### Instruction:
Print the entries verbatim, leaving out the images they contain.

### Entries supplied:
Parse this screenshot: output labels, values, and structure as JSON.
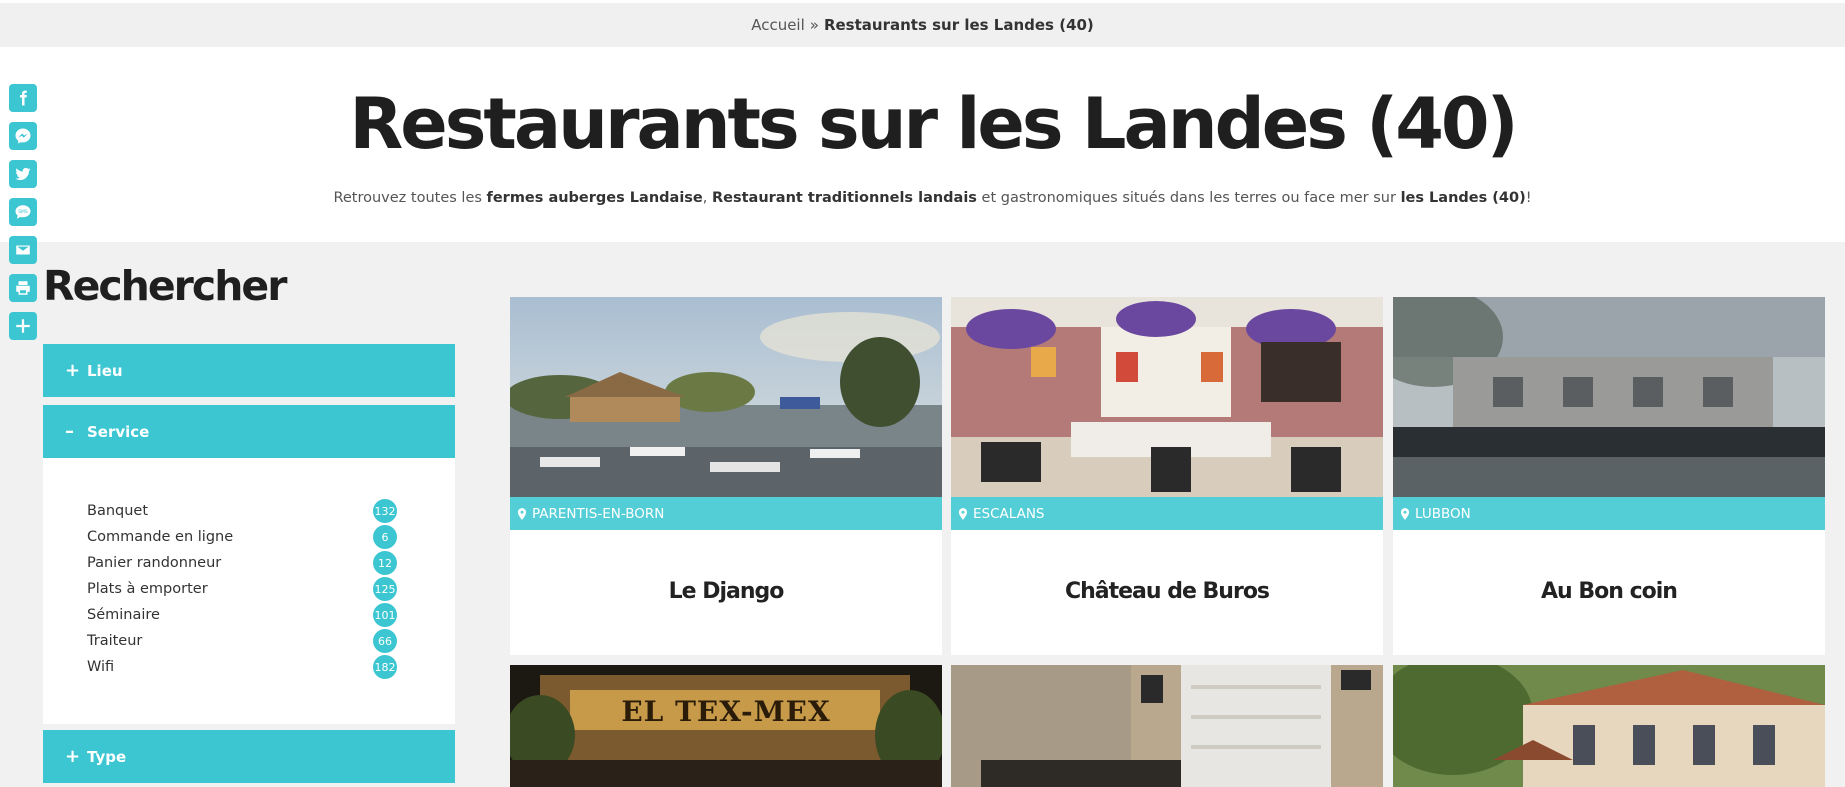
{
  "breadcrumb": {
    "home": "Accueil",
    "separator": "»",
    "current": "Restaurants sur les Landes (40)"
  },
  "hero": {
    "title": "Restaurants sur les Landes (40)",
    "intro_1": "Retrouvez toutes les ",
    "intro_b1": "fermes auberges Landaise",
    "intro_2": ", ",
    "intro_b2": "Restaurant traditionnels landais",
    "intro_3": " et gastronomiques situés dans les terres ou face mer sur ",
    "intro_b3": "les Landes (40)",
    "intro_4": "!"
  },
  "share": [
    "facebook-icon",
    "messenger-icon",
    "twitter-icon",
    "sms-icon",
    "email-icon",
    "print-icon",
    "add-icon"
  ],
  "search": {
    "title": "Rechercher",
    "filters": [
      {
        "label": "Lieu",
        "symbol": "+"
      },
      {
        "label": "Service",
        "symbol": "–"
      },
      {
        "label": "Type",
        "symbol": "+"
      }
    ],
    "services": [
      {
        "label": "Banquet",
        "count": "132"
      },
      {
        "label": "Commande en ligne",
        "count": "6"
      },
      {
        "label": "Panier randonneur",
        "count": "12"
      },
      {
        "label": "Plats à emporter",
        "count": "125"
      },
      {
        "label": "Séminaire",
        "count": "101"
      },
      {
        "label": "Traiteur",
        "count": "66"
      },
      {
        "label": "Wifi",
        "count": "182"
      }
    ]
  },
  "restaurants": [
    {
      "location": "PARENTIS-EN-BORN",
      "name": "Le Django"
    },
    {
      "location": "ESCALANS",
      "name": "Château de Buros"
    },
    {
      "location": "LUBBON",
      "name": "Au Bon coin"
    }
  ],
  "row2_signs": {
    "tex_mex": "EL TEX-MEX"
  },
  "colors": {
    "accent": "#3cc6d2",
    "location_bar": "#54ced6"
  }
}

### Answer to this exercise:
Parse this screenshot: output labels, values, and structure as JSON.
{
  "breadcrumb": {
    "home": "Accueil",
    "separator": "»",
    "current": "Restaurants sur les Landes (40)"
  },
  "hero": {
    "title": "Restaurants sur les Landes (40)",
    "intro_1": "Retrouvez toutes les ",
    "intro_b1": "fermes auberges Landaise",
    "intro_2": ", ",
    "intro_b2": "Restaurant traditionnels landais",
    "intro_3": " et gastronomiques situés dans les terres ou face mer sur ",
    "intro_b3": "les Landes (40)",
    "intro_4": "!"
  },
  "share": [
    "facebook-icon",
    "messenger-icon",
    "twitter-icon",
    "sms-icon",
    "email-icon",
    "print-icon",
    "add-icon"
  ],
  "search": {
    "title": "Rechercher",
    "filters": [
      {
        "label": "Lieu",
        "symbol": "+"
      },
      {
        "label": "Service",
        "symbol": "–"
      },
      {
        "label": "Type",
        "symbol": "+"
      }
    ],
    "services": [
      {
        "label": "Banquet",
        "count": "132"
      },
      {
        "label": "Commande en ligne",
        "count": "6"
      },
      {
        "label": "Panier randonneur",
        "count": "12"
      },
      {
        "label": "Plats à emporter",
        "count": "125"
      },
      {
        "label": "Séminaire",
        "count": "101"
      },
      {
        "label": "Traiteur",
        "count": "66"
      },
      {
        "label": "Wifi",
        "count": "182"
      }
    ]
  },
  "restaurants": [
    {
      "location": "PARENTIS-EN-BORN",
      "name": "Le Django"
    },
    {
      "location": "ESCALANS",
      "name": "Château de Buros"
    },
    {
      "location": "LUBBON",
      "name": "Au Bon coin"
    }
  ],
  "row2_signs": {
    "tex_mex": "EL TEX-MEX"
  },
  "colors": {
    "accent": "#3cc6d2",
    "location_bar": "#54ced6"
  }
}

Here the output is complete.